▶ What you have to do
Write the data out again, exactly as given.

▬▬▬▬▬▬

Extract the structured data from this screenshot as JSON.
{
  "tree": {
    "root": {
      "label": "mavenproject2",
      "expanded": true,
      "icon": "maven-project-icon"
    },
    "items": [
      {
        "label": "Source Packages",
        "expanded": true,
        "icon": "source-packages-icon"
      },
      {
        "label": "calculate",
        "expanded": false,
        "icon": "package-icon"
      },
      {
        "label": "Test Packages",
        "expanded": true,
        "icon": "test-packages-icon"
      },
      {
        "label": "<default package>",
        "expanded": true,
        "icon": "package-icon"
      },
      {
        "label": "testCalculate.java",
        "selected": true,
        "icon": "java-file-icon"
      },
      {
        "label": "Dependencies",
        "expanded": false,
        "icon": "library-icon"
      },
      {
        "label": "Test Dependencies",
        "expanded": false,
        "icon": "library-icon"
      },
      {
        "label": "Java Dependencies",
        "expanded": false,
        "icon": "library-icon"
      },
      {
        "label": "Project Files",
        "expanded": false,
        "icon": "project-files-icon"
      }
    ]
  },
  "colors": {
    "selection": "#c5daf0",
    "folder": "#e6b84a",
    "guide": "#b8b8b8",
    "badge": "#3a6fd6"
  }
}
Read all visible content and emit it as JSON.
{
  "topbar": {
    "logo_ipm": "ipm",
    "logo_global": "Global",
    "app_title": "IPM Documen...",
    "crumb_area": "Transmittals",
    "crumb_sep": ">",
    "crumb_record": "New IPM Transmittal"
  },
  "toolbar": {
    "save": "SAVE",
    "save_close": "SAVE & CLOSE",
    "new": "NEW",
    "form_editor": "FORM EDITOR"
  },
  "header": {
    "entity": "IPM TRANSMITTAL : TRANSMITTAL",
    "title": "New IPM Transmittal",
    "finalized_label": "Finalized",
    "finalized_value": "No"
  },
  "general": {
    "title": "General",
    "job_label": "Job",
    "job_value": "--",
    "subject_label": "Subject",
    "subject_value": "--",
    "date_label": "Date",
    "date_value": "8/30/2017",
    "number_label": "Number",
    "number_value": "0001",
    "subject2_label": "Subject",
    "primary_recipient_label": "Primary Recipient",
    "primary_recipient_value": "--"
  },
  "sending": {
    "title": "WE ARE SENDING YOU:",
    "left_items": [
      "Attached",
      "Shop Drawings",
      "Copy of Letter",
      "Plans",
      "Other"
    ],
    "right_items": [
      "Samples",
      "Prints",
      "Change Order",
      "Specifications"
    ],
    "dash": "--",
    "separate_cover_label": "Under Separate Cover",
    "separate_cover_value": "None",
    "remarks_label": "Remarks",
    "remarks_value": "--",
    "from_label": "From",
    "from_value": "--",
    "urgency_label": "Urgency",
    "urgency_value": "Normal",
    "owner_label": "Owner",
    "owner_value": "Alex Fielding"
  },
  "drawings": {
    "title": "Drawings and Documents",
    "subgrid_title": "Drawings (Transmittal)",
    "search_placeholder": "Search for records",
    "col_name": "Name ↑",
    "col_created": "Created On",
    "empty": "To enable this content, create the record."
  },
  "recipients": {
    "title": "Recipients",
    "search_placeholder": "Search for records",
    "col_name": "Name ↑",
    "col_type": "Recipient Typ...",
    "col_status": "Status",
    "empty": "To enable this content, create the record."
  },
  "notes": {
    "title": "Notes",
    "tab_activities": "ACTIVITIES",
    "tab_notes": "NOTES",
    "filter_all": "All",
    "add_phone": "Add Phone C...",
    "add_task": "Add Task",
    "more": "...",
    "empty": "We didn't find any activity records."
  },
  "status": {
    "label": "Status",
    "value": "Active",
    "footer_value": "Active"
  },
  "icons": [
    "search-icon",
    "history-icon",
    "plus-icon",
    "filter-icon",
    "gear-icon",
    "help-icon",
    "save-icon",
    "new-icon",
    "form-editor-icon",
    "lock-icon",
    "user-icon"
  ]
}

▬▬▬▬▬▬

▶ Solution for this task
Extract the structured data from this screenshot as JSON.
{
  "tree": {
    "root": {
      "label": "mavenproject2",
      "expanded": true,
      "icon": "maven-project-icon"
    },
    "items": [
      {
        "label": "Source Packages",
        "expanded": true,
        "icon": "source-packages-icon"
      },
      {
        "label": "calculate",
        "expanded": false,
        "icon": "package-icon"
      },
      {
        "label": "Test Packages",
        "expanded": true,
        "icon": "test-packages-icon"
      },
      {
        "label": "<default package>",
        "expanded": true,
        "icon": "package-icon"
      },
      {
        "label": "testCalculate.java",
        "selected": true,
        "icon": "java-file-icon"
      },
      {
        "label": "Dependencies",
        "expanded": false,
        "icon": "library-icon"
      },
      {
        "label": "Test Dependencies",
        "expanded": false,
        "icon": "library-icon"
      },
      {
        "label": "Java Dependencies",
        "expanded": false,
        "icon": "library-icon"
      },
      {
        "label": "Project Files",
        "expanded": false,
        "icon": "project-files-icon"
      }
    ]
  },
  "colors": {
    "selection": "#c5daf0",
    "folder": "#e6b84a",
    "guide": "#b8b8b8",
    "badge": "#3a6fd6"
  }
}
Read all visible content and emit it as JSON.
{
  "topbar": {
    "logo_ipm": "ipm",
    "logo_global": "Global",
    "app_title": "IPM Documen...",
    "crumb_area": "Transmittals",
    "crumb_sep": ">",
    "crumb_record": "New IPM Transmittal"
  },
  "toolbar": {
    "save": "SAVE",
    "save_close": "SAVE & CLOSE",
    "new": "NEW",
    "form_editor": "FORM EDITOR"
  },
  "header": {
    "entity": "IPM TRANSMITTAL : TRANSMITTAL",
    "title": "New IPM Transmittal",
    "finalized_label": "Finalized",
    "finalized_value": "No"
  },
  "general": {
    "title": "General",
    "job_label": "Job",
    "job_value": "--",
    "subject_label": "Subject",
    "subject_value": "--",
    "date_label": "Date",
    "date_value": "8/30/2017",
    "number_label": "Number",
    "number_value": "0001",
    "subject2_label": "Subject",
    "primary_recipient_label": "Primary Recipient",
    "primary_recipient_value": "--"
  },
  "sending": {
    "title": "WE ARE SENDING YOU:",
    "left_items": [
      "Attached",
      "Shop Drawings",
      "Copy of Letter",
      "Plans",
      "Other"
    ],
    "right_items": [
      "Samples",
      "Prints",
      "Change Order",
      "Specifications"
    ],
    "dash": "--",
    "separate_cover_label": "Under Separate Cover",
    "separate_cover_value": "None",
    "remarks_label": "Remarks",
    "remarks_value": "--",
    "from_label": "From",
    "from_value": "--",
    "urgency_label": "Urgency",
    "urgency_value": "Normal",
    "owner_label": "Owner",
    "owner_value": "Alex Fielding"
  },
  "drawings": {
    "title": "Drawings and Documents",
    "subgrid_title": "Drawings (Transmittal)",
    "search_placeholder": "Search for records",
    "col_name": "Name ↑",
    "col_created": "Created On",
    "empty": "To enable this content, create the record."
  },
  "recipients": {
    "title": "Recipients",
    "search_placeholder": "Search for records",
    "col_name": "Name ↑",
    "col_type": "Recipient Typ...",
    "col_status": "Status",
    "empty": "To enable this content, create the record."
  },
  "notes": {
    "title": "Notes",
    "tab_activities": "ACTIVITIES",
    "tab_notes": "NOTES",
    "filter_all": "All",
    "add_phone": "Add Phone C...",
    "add_task": "Add Task",
    "more": "...",
    "empty": "We didn't find any activity records."
  },
  "status": {
    "label": "Status",
    "value": "Active",
    "footer_value": "Active"
  },
  "icons": [
    "search-icon",
    "history-icon",
    "plus-icon",
    "filter-icon",
    "gear-icon",
    "help-icon",
    "save-icon",
    "new-icon",
    "form-editor-icon",
    "lock-icon",
    "user-icon"
  ]
}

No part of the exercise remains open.